** BEGIN Selected passage **

2021 General Tools Award Winner - Vern Mesler

2021 General Tools Award Winner – Vern Mesler

Vern Mesler is the recipient of the 2021 Society for Industrial Archeology General Tools Award. The General Tools Award is the highest honor that the SIA can bestow, recognizing individuals who have given sustained, distinguished service to the cause of industrial archeology.

Vern is a welder and steel fitter who helped build modern highway bridges and who then learned hot riveting and applied his new skill in helping to save historic bridges that were threatened by the new bridges that had been his livelihood. He has made exceptional contributions to IA, specifically for his attention to the care, understanding, maintenance, and restoration of iron and steel bridges.  He has done this by rescuing bridges and re-erecting them in a park dedicated to saving old bridges, by educating and training a new generation in the craftsmanship of hot riveting, and by instilling in professional engineers and the staffs of highway departments an appreciation for the techniques useful in repairing historic metal bridges.  He has accomplished these contributions through workshops sponsored by the National Park Service and at other university, trade, and conference events, and he has furthered that work through his website.

Vern’s was first introduced to SIA members at a pre-conference workshop at the 1998 annual meeting in Indianapolis. Organized by Jim Cooper, SIA member and Indiana’s leading historic bridge preservationist, the workshop demonstrations focused on hot riveting, heat straightening, and hand forging of steel and iron bridge members. At the center of all this activity was Vern, a straight-talking, good-humored, and extremely knowledgeable individual. He was the first person many participants had ever encountered with a depth of hands-on experience that opened new visions of older iron and steel structures, especially bridges. Patrick Harshbarger recalls that here was someone who appreciated the workmanship of the golden age of structural iron and steel in ways few others could. Over the next two decades Vern has become a leader of a movement aimed at bringing these techniques back into use as approved tools for the authentic restoration of historic metal-truss bridges, a resource rapidly disappearing from the American landscape.

** END Selected passage **
** BEGIN Supplied data **

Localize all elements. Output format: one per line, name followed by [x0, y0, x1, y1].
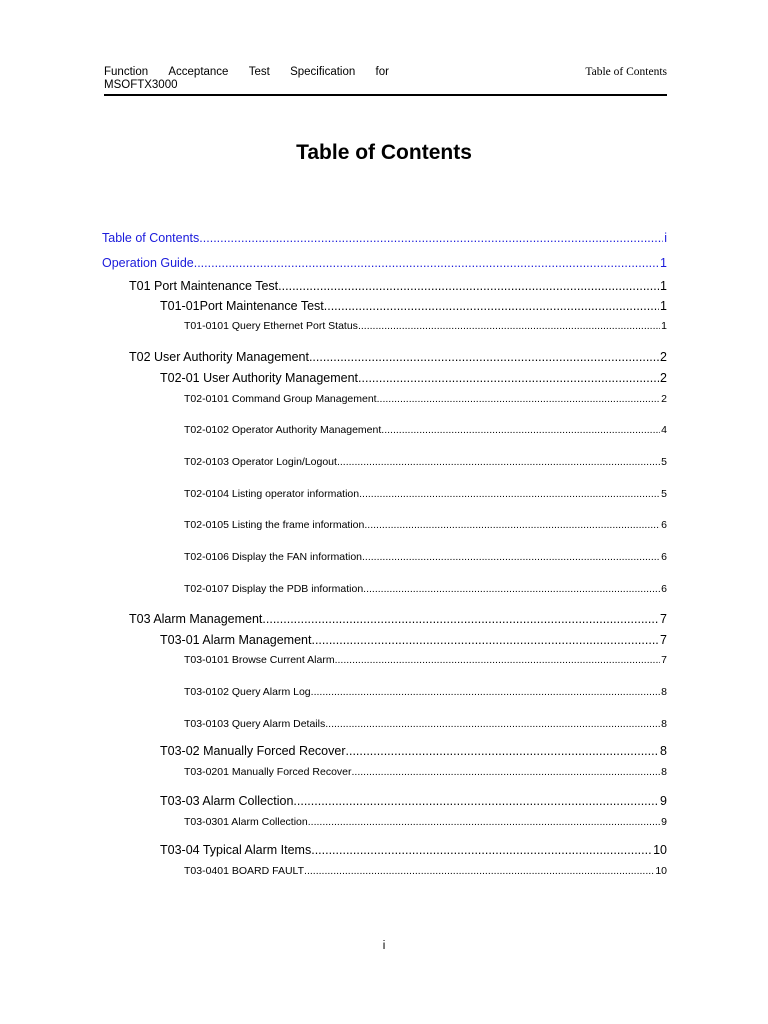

** END Supplied data **

**Tasks**
A - Translate this sentence from the award announcement into French: "Vern Mesler is the recipient of the 2021 Society for Industrial Archeology General Tools Award."
B - Rewrite the part of the award announcement that opens with the words containing "2021 General Tools Award Winner –" and closes with "of industrial archeology.", swapping "highest honor" for "top honor".
The listing has nothing to do with the award announcement.

**In response**
A - Vern Mesler est le lauréat du General Tools Award 2021 de la Society for Industrial Archeology.

B -
2021 General Tools Award Winner – Vern Mesler

Vern Mesler is the recipient of the 2021 Society for Industrial Archeology General Tools Award. The General Tools Award is the top honor that the SIA can bestow, recognizing individuals who have given sustained, distinguished service to the cause of industrial archeology.